Reproduce all records verbatim.

───── Information shown

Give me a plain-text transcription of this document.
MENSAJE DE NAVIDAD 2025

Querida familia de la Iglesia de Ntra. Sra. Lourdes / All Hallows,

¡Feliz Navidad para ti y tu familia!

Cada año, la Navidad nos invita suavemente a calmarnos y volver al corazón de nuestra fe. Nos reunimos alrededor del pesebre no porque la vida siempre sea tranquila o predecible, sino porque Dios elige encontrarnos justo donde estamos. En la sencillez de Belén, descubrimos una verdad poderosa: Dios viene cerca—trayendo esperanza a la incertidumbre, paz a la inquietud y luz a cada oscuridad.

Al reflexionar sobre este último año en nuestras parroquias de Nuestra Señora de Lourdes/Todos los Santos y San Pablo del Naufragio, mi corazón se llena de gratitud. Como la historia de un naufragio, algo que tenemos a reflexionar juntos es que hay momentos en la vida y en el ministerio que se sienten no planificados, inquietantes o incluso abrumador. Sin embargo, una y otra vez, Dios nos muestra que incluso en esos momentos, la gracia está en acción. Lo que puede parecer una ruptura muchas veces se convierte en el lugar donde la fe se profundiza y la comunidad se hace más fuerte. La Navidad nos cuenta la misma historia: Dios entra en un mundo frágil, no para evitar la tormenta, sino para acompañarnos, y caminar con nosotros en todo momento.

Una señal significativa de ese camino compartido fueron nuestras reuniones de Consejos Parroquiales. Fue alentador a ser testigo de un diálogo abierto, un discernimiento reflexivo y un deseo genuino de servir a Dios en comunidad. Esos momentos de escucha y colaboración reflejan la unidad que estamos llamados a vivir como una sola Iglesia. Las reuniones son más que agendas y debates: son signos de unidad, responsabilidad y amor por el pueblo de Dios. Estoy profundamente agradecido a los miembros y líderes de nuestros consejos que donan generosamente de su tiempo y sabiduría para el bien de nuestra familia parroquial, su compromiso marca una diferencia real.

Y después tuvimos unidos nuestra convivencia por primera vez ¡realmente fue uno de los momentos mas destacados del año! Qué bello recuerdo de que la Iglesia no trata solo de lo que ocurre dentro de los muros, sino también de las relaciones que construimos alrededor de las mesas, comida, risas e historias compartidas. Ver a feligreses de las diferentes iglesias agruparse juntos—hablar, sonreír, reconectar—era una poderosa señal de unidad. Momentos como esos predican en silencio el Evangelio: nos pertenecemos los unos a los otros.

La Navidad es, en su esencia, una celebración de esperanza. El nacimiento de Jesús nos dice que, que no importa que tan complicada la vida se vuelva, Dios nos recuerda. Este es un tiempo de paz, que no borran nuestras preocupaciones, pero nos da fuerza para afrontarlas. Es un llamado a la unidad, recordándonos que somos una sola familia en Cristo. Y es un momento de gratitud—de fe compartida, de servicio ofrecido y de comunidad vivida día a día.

──────────

→ Result
Give me a plain-text transcription of this document.
MENSAJE DE NAVIDAD 2025

Querida familia de la Iglesia de Ntra. Sra. Lourdes / All Hallows,

¡Feliz Navidad para ti y tu familia!

Cada año, la Navidad nos invita suavemente a calmarnos y volver al corazón de nuestra fe. Nos reunimos alrededor del pesebre no porque la vida siempre sea tranquila o predecible, sino porque Dios elige encontrarnos justo donde estamos. En la sencillez de Belén, descubrimos una verdad poderosa: Dios viene cerca—trayendo esperanza a la incertidumbre, paz a la inquietud y luz a cada oscuridad.

Al reflexionar sobre este último año en nuestras parroquias de Nuestra Señora de Lourdes/Todos los Santos y San Pablo del Naufragio, mi corazón se llena de gratitud. Como la historia de un naufragio, algo que tenemos a reflexionar juntos es que hay momentos en la vida y en el ministerio que se sienten no planificados, inquietantes o incluso abrumador. Sin embargo, una y otra vez, Dios nos muestra que incluso en esos momentos, la gracia está en acción. Lo que puede parecer una ruptura muchas veces se convierte en el lugar donde la fe se profundiza y la comunidad se hace más fuerte. La Navidad nos cuenta la misma historia: Dios entra en un mundo frágil, no para evitar la tormenta, sino para acompañarnos, y caminar con nosotros en todo momento.

Una señal significativa de ese camino compartido fueron nuestras reuniones de Consejos Parroquiales. Fue alentador a ser testigo de un diálogo abierto, un discernimiento reflexivo y un deseo genuino de servir a Dios en comunidad. Esos momentos de escucha y colaboración reflejan la unidad que estamos llamados a vivir como una sola Iglesia. Las reuniones son más que agendas y debates: son signos de unidad, responsabilidad y amor por el pueblo de Dios. Estoy profundamente agradecido a los miembros y líderes de nuestros consejos que donan generosamente de su tiempo y sabiduría para el bien de nuestra familia parroquial, su compromiso marca una diferencia real.

Y después tuvimos unidos nuestra convivencia por primera vez ¡realmente fue uno de los momentos mas destacados del año! Qué bello recuerdo de que la Iglesia no trata solo de lo que ocurre dentro de los muros, sino también de las relaciones que construimos alrededor de las mesas, comida, risas e historias compartidas. Ver a feligreses de las diferentes iglesias agruparse juntos—hablar, sonreír, reconectar—era una poderosa señal de unidad. Momentos como esos predican en silencio el Evangelio: nos pertenecemos los unos a los otros.

La Navidad es, en su esencia, una celebración de esperanza. El nacimiento de Jesús nos dice que, que no importa que tan complicada la vida se vuelva, Dios nos recuerda. Este es un tiempo de paz, que no borran nuestras preocupaciones, pero nos da fuerza para afrontarlas. Es un llamado a la unidad, recordándonos que somos una sola familia en Cristo. Y es un momento de gratitud—de fe compartida, de servicio ofrecido y de comunidad vivida día a día.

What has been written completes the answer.